— start of Supplied material —

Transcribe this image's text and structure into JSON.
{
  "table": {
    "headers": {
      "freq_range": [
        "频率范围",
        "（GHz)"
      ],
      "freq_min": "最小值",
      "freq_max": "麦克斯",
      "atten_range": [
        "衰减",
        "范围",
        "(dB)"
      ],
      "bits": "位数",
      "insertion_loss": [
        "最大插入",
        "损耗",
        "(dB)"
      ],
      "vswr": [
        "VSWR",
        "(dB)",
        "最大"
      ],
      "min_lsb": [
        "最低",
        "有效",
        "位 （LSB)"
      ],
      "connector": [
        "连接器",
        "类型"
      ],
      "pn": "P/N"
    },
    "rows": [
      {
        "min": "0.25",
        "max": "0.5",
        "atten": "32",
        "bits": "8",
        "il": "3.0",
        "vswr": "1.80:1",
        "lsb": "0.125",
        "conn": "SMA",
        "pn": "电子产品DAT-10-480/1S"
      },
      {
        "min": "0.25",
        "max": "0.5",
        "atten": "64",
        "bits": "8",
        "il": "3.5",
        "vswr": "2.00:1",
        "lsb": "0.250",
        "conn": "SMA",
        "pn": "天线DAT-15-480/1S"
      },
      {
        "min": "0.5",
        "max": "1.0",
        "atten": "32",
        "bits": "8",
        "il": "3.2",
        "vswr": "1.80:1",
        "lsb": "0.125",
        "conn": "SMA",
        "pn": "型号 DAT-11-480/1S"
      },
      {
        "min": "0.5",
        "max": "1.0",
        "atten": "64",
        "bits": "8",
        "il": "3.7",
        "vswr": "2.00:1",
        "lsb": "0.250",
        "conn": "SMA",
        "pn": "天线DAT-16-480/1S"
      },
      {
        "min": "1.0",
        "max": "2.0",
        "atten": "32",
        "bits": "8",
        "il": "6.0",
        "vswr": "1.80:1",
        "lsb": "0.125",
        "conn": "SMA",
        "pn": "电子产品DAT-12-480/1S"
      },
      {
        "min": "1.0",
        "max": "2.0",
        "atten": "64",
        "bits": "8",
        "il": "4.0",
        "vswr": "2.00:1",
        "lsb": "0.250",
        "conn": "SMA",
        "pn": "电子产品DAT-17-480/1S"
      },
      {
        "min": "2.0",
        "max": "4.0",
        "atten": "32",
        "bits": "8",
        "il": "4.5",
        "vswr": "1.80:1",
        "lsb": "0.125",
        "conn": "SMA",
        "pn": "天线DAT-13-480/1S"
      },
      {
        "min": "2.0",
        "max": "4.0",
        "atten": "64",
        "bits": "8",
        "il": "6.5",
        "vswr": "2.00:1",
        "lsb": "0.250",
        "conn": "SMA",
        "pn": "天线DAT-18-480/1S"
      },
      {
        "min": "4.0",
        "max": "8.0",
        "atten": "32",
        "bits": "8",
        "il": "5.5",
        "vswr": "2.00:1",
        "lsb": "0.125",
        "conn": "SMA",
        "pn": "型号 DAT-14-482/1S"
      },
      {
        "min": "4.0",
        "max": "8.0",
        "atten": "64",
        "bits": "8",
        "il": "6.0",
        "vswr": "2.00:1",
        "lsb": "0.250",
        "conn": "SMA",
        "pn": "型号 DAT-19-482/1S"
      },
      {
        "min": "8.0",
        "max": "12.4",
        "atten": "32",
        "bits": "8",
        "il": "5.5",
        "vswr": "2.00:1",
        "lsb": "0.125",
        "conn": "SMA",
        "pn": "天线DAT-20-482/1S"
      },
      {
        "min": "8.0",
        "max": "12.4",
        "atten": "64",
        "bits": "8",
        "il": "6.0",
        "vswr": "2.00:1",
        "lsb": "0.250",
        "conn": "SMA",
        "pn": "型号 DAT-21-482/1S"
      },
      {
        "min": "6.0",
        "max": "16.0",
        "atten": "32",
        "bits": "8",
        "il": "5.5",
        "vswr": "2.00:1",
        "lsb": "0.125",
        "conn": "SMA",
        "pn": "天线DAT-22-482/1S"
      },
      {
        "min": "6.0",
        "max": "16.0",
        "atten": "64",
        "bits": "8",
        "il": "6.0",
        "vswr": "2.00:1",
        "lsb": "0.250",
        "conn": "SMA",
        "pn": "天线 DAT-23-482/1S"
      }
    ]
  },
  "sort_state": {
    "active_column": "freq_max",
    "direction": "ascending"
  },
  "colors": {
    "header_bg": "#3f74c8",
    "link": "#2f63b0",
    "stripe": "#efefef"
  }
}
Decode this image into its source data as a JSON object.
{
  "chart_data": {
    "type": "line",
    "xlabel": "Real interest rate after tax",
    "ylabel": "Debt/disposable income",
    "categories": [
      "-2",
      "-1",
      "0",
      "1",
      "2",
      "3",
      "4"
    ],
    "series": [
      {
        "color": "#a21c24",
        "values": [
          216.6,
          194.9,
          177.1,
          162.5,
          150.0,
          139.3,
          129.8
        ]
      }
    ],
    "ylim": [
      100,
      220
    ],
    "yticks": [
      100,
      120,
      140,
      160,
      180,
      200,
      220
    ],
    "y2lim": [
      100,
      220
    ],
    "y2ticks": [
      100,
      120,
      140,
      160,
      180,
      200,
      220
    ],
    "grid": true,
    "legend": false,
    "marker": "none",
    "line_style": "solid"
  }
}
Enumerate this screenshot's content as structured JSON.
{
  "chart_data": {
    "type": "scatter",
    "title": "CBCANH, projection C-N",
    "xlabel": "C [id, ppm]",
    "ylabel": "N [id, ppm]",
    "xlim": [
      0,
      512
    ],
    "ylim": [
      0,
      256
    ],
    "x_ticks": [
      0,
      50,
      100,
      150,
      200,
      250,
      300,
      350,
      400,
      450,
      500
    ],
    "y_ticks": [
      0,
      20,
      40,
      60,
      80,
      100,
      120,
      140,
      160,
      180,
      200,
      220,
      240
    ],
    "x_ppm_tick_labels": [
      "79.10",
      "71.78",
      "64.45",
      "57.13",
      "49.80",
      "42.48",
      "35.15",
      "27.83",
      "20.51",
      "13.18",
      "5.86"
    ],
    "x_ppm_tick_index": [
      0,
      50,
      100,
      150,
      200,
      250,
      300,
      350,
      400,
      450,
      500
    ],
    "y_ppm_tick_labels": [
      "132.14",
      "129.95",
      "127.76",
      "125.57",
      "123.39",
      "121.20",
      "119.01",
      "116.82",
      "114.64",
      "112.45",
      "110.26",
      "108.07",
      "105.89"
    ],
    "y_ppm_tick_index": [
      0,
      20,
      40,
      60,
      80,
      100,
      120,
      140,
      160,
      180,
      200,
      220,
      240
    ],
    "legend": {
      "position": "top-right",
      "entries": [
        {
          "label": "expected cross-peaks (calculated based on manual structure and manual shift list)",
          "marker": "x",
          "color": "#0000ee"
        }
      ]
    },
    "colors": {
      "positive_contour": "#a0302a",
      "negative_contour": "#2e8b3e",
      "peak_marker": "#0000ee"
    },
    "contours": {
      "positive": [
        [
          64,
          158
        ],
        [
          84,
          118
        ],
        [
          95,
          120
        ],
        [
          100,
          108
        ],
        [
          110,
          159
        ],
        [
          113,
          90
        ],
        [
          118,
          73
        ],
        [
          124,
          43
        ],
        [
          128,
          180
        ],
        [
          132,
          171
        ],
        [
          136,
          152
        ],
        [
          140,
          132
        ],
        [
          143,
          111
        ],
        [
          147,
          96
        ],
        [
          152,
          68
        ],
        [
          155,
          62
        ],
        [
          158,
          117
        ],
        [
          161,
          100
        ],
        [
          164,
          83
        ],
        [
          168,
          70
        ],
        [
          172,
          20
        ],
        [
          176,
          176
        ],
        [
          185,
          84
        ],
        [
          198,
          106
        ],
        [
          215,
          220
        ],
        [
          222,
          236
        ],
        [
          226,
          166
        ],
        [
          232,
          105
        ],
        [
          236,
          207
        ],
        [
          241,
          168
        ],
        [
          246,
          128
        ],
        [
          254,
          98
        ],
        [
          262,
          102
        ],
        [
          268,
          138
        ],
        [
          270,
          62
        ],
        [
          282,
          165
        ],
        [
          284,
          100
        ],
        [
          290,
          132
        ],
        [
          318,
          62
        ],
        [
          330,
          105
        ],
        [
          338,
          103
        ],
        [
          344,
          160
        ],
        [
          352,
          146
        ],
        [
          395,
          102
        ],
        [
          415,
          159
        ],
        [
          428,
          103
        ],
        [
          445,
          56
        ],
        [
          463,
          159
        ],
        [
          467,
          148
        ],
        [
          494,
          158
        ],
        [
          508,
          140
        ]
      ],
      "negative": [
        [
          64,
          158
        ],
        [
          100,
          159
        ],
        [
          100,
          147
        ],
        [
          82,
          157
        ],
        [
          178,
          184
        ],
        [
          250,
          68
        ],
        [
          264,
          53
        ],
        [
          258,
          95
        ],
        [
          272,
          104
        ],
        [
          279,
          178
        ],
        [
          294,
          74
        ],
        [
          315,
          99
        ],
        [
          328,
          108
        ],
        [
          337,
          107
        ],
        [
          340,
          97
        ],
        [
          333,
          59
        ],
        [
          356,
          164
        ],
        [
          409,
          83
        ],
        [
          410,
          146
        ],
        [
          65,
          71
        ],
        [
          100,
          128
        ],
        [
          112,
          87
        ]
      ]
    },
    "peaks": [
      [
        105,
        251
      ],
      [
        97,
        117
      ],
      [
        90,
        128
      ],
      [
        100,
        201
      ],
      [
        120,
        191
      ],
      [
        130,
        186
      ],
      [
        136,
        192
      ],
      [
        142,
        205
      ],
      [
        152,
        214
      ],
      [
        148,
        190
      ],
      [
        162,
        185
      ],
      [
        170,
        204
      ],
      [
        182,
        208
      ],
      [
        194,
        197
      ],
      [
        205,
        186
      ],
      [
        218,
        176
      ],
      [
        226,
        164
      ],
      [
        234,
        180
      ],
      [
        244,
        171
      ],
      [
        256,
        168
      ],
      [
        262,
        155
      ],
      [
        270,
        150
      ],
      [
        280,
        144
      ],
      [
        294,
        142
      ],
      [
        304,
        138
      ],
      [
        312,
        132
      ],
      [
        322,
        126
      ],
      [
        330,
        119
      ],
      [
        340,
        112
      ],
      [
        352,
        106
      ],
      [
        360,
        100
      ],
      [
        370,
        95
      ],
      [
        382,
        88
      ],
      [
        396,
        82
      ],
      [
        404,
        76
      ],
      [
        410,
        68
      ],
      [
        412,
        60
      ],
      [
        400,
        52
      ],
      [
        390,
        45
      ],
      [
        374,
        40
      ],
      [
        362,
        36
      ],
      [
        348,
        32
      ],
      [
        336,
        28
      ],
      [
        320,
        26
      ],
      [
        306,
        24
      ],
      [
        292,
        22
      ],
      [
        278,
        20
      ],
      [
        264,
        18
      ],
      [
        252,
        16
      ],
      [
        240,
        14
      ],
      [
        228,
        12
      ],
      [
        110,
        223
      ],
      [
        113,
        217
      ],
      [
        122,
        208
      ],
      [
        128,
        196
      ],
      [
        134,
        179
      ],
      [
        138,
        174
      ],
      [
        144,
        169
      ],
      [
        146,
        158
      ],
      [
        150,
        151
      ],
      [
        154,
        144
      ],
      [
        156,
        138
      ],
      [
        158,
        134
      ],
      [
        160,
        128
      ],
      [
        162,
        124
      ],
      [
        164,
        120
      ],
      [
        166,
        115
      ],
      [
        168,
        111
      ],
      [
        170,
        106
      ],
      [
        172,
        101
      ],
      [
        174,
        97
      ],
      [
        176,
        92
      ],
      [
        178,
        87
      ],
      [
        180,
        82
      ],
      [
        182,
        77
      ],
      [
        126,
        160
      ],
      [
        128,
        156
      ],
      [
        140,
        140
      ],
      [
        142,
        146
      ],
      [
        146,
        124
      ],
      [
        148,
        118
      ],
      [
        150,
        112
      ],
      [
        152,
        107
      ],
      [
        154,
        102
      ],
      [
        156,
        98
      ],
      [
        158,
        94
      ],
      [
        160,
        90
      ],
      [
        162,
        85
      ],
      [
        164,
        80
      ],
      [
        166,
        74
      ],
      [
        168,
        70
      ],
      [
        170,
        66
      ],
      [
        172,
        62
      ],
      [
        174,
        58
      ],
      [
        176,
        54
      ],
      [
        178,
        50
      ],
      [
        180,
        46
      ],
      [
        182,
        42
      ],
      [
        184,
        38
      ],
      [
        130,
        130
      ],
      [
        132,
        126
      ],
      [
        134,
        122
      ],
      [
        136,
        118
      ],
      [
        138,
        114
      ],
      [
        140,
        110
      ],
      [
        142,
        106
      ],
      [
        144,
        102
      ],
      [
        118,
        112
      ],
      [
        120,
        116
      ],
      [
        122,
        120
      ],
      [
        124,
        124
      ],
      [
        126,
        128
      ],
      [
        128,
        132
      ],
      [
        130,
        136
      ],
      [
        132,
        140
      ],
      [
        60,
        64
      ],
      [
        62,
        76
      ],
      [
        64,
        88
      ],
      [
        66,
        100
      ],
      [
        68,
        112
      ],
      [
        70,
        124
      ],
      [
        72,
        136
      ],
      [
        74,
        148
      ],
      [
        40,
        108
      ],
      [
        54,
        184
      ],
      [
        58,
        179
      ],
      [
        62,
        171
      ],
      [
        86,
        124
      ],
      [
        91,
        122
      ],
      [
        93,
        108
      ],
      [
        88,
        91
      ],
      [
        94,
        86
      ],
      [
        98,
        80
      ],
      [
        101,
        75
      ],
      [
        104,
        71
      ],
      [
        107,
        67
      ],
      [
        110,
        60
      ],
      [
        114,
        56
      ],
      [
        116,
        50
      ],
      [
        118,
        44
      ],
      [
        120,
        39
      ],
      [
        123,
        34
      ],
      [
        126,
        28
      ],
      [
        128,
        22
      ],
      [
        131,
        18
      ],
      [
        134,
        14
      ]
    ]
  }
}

— end of Supplied material —

- **Exercise details**:
Show the lines of the data that hold the word "JSON".

- **The output**:
Transcribe this image's text and structure into JSON.
Decode this image into its source data as a JSON object.
Enumerate this screenshot's content as structured JSON.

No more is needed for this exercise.